INPUT MATERIAL
+-------+
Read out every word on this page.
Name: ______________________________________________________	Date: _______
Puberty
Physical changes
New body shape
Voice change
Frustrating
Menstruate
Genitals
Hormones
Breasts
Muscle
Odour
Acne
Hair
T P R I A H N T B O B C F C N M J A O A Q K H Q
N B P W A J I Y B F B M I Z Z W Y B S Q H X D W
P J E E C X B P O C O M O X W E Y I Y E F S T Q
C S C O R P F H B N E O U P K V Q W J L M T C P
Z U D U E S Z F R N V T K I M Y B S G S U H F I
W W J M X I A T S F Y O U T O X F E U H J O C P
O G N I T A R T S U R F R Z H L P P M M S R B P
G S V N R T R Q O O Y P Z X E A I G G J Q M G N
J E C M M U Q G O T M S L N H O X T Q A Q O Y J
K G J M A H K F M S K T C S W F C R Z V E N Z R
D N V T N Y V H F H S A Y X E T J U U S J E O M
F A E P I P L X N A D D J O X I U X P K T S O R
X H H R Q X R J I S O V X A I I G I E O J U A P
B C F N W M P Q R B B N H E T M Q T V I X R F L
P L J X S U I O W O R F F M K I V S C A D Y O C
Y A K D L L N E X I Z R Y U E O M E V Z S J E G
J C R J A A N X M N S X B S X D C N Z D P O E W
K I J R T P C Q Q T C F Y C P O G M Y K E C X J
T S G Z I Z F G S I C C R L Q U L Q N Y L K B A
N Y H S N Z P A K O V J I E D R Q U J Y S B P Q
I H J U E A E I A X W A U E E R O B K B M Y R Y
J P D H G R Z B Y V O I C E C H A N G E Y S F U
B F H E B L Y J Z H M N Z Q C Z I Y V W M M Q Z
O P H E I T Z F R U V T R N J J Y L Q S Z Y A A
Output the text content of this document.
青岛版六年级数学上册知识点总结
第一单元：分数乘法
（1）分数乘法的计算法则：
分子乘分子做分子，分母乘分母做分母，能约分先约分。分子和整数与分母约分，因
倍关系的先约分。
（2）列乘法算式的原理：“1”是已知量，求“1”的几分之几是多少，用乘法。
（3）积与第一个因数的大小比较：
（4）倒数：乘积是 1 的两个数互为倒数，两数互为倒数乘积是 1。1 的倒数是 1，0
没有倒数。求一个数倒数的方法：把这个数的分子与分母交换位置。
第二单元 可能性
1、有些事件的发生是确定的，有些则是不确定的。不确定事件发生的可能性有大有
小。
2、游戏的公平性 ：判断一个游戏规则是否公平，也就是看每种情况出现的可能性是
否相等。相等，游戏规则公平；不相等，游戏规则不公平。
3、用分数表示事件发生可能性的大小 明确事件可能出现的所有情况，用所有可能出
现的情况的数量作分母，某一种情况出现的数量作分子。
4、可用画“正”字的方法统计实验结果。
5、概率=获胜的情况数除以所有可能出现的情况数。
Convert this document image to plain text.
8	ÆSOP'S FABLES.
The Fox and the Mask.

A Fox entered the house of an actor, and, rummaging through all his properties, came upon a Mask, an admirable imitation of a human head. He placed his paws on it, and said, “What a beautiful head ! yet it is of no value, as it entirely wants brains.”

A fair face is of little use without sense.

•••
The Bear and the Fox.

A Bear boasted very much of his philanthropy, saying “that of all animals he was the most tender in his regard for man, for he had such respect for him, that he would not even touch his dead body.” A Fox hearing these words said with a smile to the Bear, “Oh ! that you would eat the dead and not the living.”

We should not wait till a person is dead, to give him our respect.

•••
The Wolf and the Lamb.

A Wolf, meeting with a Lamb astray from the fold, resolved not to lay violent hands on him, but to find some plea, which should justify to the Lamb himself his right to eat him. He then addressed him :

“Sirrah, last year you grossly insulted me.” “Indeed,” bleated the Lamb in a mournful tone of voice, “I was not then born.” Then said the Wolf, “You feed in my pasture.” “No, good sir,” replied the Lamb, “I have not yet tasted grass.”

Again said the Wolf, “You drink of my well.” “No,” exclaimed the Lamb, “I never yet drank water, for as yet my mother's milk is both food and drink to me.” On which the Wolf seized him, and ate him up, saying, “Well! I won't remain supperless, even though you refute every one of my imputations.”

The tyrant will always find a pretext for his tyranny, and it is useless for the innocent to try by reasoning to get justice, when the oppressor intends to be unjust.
+-------+
DESCRIPTION OF THE TASK
Return every entry verbatim.

EXPECTED ANSWER
Read out every word on this page.
Name: ______________________________________________________	Date: _______
Puberty
Physical changes
New body shape
Voice change
Frustrating
Menstruate
Genitals
Hormones
Breasts
Muscle
Odour
Acne
Hair
T P R I A H N T B O B C F C N M J A O A Q K H Q
N B P W A J I Y B F B M I Z Z W Y B S Q H X D W
P J E E C X B P O C O M O X W E Y I Y E F S T Q
C S C O R P F H B N E O U P K V Q W J L M T C P
Z U D U E S Z F R N V T K I M Y B S G S U H F I
W W J M X I A T S F Y O U T O X F E U H J O C P
O G N I T A R T S U R F R Z H L P P M M S R B P
G S V N R T R Q O O Y P Z X E A I G G J Q M G N
J E C M M U Q G O T M S L N H O X T Q A Q O Y J
K G J M A H K F M S K T C S W F C R Z V E N Z R
D N V T N Y V H F H S A Y X E T J U U S J E O M
F A E P I P L X N A D D J O X I U X P K T S O R
X H H R Q X R J I S O V X A I I G I E O J U A P
B C F N W M P Q R B B N H E T M Q T V I X R F L
P L J X S U I O W O R F F M K I V S C A D Y O C
Y A K D L L N E X I Z R Y U E O M E V Z S J E G
J C R J A A N X M N S X B S X D C N Z D P O E W
K I J R T P C Q Q T C F Y C P O G M Y K E C X J
T S G Z I Z F G S I C C R L Q U L Q N Y L K B A
N Y H S N Z P A K O V J I E D R Q U J Y S B P Q
I H J U E A E I A X W A U E E R O B K B M Y R Y
J P D H G R Z B Y V O I C E C H A N G E Y S F U
B F H E B L Y J Z H M N Z Q C Z I Y V W M M Q Z
O P H E I T Z F R U V T R N J J Y L Q S Z Y A A
Output the text content of this document.
青岛版六年级数学上册知识点总结
第一单元：分数乘法
（1）分数乘法的计算法则：
分子乘分子做分子，分母乘分母做分母，能约分先约分。分子和整数与分母约分，因
倍关系的先约分。
（2）列乘法算式的原理：“1”是已知量，求“1”的几分之几是多少，用乘法。
（3）积与第一个因数的大小比较：
（4）倒数：乘积是 1 的两个数互为倒数，两数互为倒数乘积是 1。1 的倒数是 1，0
没有倒数。求一个数倒数的方法：把这个数的分子与分母交换位置。
第二单元 可能性
1、有些事件的发生是确定的，有些则是不确定的。不确定事件发生的可能性有大有
小。
2、游戏的公平性 ：判断一个游戏规则是否公平，也就是看每种情况出现的可能性是
否相等。相等，游戏规则公平；不相等，游戏规则不公平。
3、用分数表示事件发生可能性的大小 明确事件可能出现的所有情况，用所有可能出
现的情况的数量作分母，某一种情况出现的数量作分子。
4、可用画“正”字的方法统计实验结果。
5、概率=获胜的情况数除以所有可能出现的情况数。
Convert this document image to plain text.
8	ÆSOP'S FABLES.
The Fox and the Mask.

A Fox entered the house of an actor, and, rummaging through all his properties, came upon a Mask, an admirable imitation of a human head. He placed his paws on it, and said, “What a beautiful head ! yet it is of no value, as it entirely wants brains.”

A fair face is of little use without sense.

•••
The Bear and the Fox.

A Bear boasted very much of his philanthropy, saying “that of all animals he was the most tender in his regard for man, for he had such respect for him, that he would not even touch his dead body.” A Fox hearing these words said with a smile to the Bear, “Oh ! that you would eat the dead and not the living.”

We should not wait till a person is dead, to give him our respect.

•••
The Wolf and the Lamb.

A Wolf, meeting with a Lamb astray from the fold, resolved not to lay violent hands on him, but to find some plea, which should justify to the Lamb himself his right to eat him. He then addressed him :

“Sirrah, last year you grossly insulted me.” “Indeed,” bleated the Lamb in a mournful tone of voice, “I was not then born.” Then said the Wolf, “You feed in my pasture.” “No, good sir,” replied the Lamb, “I have not yet tasted grass.”

Again said the Wolf, “You drink of my well.” “No,” exclaimed the Lamb, “I never yet drank water, for as yet my mother's milk is both food and drink to me.” On which the Wolf seized him, and ate him up, saying, “Well! I won't remain supperless, even though you refute every one of my imputations.”

The tyrant will always find a pretext for his tyranny, and it is useless for the innocent to try by reasoning to get justice, when the oppressor intends to be unjust.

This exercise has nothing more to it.